» DATA FOR THIS EXERCISE:
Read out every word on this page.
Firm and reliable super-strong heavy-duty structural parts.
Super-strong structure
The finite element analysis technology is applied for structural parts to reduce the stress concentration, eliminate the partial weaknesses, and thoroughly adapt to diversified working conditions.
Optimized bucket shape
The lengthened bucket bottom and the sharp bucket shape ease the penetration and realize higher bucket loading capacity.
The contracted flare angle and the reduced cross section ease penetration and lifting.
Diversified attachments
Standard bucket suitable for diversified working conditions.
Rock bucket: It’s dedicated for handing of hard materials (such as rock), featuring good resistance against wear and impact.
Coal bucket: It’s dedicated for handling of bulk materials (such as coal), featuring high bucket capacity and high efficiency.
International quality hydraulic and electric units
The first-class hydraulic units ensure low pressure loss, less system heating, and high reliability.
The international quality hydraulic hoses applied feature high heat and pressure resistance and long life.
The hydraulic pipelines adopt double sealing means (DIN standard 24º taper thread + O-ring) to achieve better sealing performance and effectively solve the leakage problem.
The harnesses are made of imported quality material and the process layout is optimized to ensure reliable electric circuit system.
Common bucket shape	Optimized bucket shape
...
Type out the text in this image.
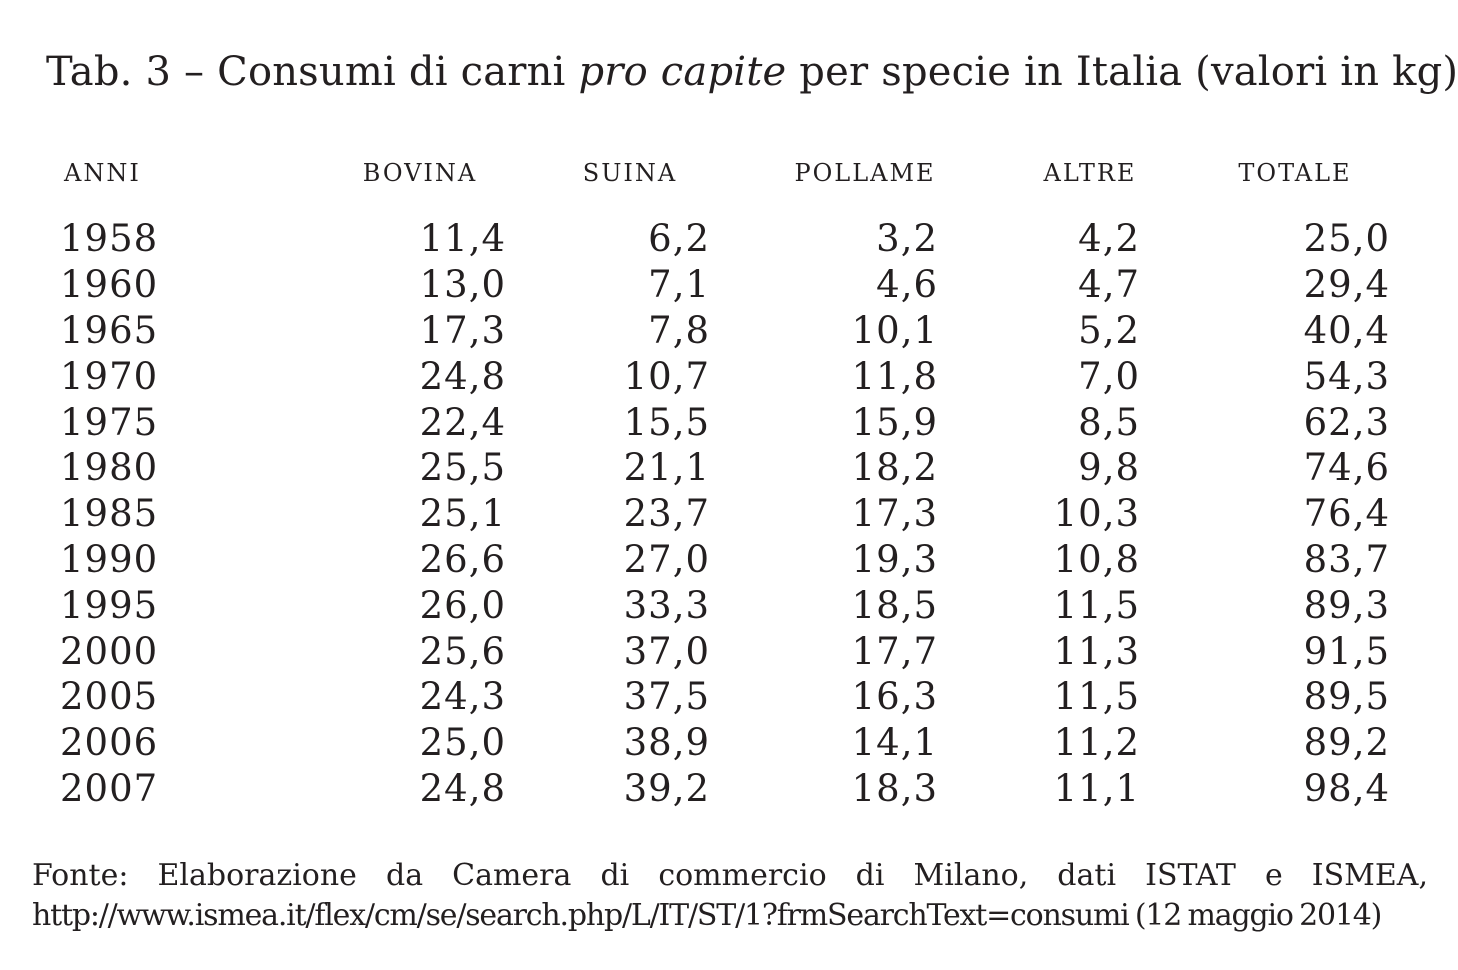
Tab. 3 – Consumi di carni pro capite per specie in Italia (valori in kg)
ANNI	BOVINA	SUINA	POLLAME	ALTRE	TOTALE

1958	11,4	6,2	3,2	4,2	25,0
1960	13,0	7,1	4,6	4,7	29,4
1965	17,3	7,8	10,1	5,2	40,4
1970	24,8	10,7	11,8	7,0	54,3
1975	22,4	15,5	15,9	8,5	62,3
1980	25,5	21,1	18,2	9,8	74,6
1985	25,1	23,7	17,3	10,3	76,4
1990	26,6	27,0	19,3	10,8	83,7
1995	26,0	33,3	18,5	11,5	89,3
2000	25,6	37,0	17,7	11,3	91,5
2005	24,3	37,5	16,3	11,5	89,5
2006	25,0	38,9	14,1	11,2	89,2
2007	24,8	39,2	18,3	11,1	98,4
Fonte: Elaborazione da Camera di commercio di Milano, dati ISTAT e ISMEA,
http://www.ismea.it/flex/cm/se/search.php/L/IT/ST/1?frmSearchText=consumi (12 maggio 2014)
==
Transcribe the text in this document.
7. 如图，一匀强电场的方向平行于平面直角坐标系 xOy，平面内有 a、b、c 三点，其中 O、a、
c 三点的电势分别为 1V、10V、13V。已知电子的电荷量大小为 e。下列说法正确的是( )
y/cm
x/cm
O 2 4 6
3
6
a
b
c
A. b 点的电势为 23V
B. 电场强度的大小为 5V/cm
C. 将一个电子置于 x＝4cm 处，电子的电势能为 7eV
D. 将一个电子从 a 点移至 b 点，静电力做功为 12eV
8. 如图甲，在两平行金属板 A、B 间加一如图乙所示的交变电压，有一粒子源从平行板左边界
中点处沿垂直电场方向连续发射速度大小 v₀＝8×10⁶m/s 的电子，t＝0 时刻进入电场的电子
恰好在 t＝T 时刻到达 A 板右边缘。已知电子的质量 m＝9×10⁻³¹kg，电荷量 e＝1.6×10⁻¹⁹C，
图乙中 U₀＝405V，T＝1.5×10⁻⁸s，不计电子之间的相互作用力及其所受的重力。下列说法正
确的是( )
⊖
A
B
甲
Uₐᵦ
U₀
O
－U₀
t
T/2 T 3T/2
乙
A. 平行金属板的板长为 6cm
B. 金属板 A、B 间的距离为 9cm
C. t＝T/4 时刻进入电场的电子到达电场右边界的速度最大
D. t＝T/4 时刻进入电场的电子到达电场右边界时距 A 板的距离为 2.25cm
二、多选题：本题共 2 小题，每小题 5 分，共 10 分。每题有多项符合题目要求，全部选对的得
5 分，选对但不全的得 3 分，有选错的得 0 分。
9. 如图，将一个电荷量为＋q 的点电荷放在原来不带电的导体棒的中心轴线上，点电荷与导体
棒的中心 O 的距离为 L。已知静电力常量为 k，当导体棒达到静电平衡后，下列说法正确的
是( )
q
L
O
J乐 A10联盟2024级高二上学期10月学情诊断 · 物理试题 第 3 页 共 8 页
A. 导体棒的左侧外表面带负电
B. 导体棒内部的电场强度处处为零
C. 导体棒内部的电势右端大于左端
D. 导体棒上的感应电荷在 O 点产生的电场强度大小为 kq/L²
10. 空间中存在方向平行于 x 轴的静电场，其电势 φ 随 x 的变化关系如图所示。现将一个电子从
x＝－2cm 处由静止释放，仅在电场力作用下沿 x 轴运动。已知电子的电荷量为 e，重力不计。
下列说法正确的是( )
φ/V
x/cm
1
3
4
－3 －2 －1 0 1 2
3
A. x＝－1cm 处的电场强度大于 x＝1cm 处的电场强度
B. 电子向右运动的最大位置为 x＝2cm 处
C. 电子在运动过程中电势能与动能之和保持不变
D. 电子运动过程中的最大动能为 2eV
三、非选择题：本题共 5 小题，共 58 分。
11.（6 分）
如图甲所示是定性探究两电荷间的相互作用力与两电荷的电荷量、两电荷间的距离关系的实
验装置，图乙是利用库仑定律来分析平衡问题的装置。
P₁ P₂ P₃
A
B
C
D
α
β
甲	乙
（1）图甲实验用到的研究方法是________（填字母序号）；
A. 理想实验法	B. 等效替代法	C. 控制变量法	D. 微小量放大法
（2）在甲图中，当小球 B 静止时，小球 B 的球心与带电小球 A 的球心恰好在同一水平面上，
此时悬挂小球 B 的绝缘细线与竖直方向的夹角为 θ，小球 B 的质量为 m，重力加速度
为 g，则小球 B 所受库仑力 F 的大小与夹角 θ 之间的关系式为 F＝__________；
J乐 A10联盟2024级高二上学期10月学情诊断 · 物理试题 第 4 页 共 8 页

» INSTRUCTION:
Extract each line from the entries above that contains the string "ease".

» WRITTEN ANSWER:
The lengthened bucket bottom and the sharp bucket shape ease the penetration and realize higher bucket loading capacity.
The contracted flare angle and the reduced cross section ease penetration and lifting.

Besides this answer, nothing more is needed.